Render every entry exactly as it appears.

-----

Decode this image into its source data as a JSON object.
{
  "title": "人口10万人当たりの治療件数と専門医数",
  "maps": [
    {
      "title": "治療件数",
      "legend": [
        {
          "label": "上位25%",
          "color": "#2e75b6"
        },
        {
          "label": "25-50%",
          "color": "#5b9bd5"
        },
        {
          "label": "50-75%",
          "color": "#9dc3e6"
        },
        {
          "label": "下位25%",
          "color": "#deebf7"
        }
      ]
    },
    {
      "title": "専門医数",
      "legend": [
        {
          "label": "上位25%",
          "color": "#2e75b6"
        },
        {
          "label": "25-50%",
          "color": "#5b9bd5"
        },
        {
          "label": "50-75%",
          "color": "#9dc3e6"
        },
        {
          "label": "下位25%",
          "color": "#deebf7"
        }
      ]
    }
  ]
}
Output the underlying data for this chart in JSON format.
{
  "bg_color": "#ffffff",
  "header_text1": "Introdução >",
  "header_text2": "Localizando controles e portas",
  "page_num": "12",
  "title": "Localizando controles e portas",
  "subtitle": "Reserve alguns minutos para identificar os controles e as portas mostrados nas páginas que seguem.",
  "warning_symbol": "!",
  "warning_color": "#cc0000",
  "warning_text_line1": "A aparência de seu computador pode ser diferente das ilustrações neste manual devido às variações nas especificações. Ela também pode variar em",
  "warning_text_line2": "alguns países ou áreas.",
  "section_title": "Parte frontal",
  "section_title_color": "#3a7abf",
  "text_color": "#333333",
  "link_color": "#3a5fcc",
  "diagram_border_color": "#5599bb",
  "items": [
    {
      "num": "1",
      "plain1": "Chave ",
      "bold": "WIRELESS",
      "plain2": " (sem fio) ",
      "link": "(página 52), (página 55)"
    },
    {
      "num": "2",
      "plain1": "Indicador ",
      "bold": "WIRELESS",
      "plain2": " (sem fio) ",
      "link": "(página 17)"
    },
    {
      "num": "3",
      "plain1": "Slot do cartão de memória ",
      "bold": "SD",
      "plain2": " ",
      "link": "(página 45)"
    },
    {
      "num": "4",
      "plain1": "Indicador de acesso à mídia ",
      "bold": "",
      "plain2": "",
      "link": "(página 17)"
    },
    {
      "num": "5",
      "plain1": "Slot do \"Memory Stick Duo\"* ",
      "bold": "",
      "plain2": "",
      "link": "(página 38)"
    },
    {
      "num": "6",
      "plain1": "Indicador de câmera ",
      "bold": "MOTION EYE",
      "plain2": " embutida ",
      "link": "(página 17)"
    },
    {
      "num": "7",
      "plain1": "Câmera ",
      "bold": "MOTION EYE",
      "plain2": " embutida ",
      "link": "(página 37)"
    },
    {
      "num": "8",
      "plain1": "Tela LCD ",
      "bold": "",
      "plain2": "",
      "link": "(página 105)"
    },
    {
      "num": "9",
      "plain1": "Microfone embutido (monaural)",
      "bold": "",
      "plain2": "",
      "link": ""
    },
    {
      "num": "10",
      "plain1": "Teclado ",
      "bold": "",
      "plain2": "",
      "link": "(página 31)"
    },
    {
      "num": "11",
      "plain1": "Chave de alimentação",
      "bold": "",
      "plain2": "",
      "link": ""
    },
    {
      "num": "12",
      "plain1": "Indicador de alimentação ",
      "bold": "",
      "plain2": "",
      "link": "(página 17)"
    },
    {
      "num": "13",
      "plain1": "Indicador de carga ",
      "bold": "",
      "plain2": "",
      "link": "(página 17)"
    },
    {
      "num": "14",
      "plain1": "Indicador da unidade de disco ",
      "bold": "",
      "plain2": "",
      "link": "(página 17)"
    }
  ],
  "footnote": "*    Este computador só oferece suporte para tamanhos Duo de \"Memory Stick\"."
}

-----

- **EXPECTED ANSWER**
Decode this image into its source data as a JSON object.
{
  "title": "人口10万人当たりの治療件数と専門医数",
  "maps": [
    {
      "title": "治療件数",
      "legend": [
        {
          "label": "上位25%",
          "color": "#2e75b6"
        },
        {
          "label": "25-50%",
          "color": "#5b9bd5"
        },
        {
          "label": "50-75%",
          "color": "#9dc3e6"
        },
        {
          "label": "下位25%",
          "color": "#deebf7"
        }
      ]
    },
    {
      "title": "専門医数",
      "legend": [
        {
          "label": "上位25%",
          "color": "#2e75b6"
        },
        {
          "label": "25-50%",
          "color": "#5b9bd5"
        },
        {
          "label": "50-75%",
          "color": "#9dc3e6"
        },
        {
          "label": "下位25%",
          "color": "#deebf7"
        }
      ]
    }
  ]
}
Output the underlying data for this chart in JSON format.
{
  "bg_color": "#ffffff",
  "header_text1": "Introdução >",
  "header_text2": "Localizando controles e portas",
  "page_num": "12",
  "title": "Localizando controles e portas",
  "subtitle": "Reserve alguns minutos para identificar os controles e as portas mostrados nas páginas que seguem.",
  "warning_symbol": "!",
  "warning_color": "#cc0000",
  "warning_text_line1": "A aparência de seu computador pode ser diferente das ilustrações neste manual devido às variações nas especificações. Ela também pode variar em",
  "warning_text_line2": "alguns países ou áreas.",
  "section_title": "Parte frontal",
  "section_title_color": "#3a7abf",
  "text_color": "#333333",
  "link_color": "#3a5fcc",
  "diagram_border_color": "#5599bb",
  "items": [
    {
      "num": "1",
      "plain1": "Chave ",
      "bold": "WIRELESS",
      "plain2": " (sem fio) ",
      "link": "(página 52), (página 55)"
    },
    {
      "num": "2",
      "plain1": "Indicador ",
      "bold": "WIRELESS",
      "plain2": " (sem fio) ",
      "link": "(página 17)"
    },
    {
      "num": "3",
      "plain1": "Slot do cartão de memória ",
      "bold": "SD",
      "plain2": " ",
      "link": "(página 45)"
    },
    {
      "num": "4",
      "plain1": "Indicador de acesso à mídia ",
      "bold": "",
      "plain2": "",
      "link": "(página 17)"
    },
    {
      "num": "5",
      "plain1": "Slot do \"Memory Stick Duo\"* ",
      "bold": "",
      "plain2": "",
      "link": "(página 38)"
    },
    {
      "num": "6",
      "plain1": "Indicador de câmera ",
      "bold": "MOTION EYE",
      "plain2": " embutida ",
      "link": "(página 17)"
    },
    {
      "num": "7",
      "plain1": "Câmera ",
      "bold": "MOTION EYE",
      "plain2": " embutida ",
      "link": "(página 37)"
    },
    {
      "num": "8",
      "plain1": "Tela LCD ",
      "bold": "",
      "plain2": "",
      "link": "(página 105)"
    },
    {
      "num": "9",
      "plain1": "Microfone embutido (monaural)",
      "bold": "",
      "plain2": "",
      "link": ""
    },
    {
      "num": "10",
      "plain1": "Teclado ",
      "bold": "",
      "plain2": "",
      "link": "(página 31)"
    },
    {
      "num": "11",
      "plain1": "Chave de alimentação",
      "bold": "",
      "plain2": "",
      "link": ""
    },
    {
      "num": "12",
      "plain1": "Indicador de alimentação ",
      "bold": "",
      "plain2": "",
      "link": "(página 17)"
    },
    {
      "num": "13",
      "plain1": "Indicador de carga ",
      "bold": "",
      "plain2": "",
      "link": "(página 17)"
    },
    {
      "num": "14",
      "plain1": "Indicador da unidade de disco ",
      "bold": "",
      "plain2": "",
      "link": "(página 17)"
    }
  ],
  "footnote": "*    Este computador só oferece suporte para tamanhos Duo de \"Memory Stick\"."
}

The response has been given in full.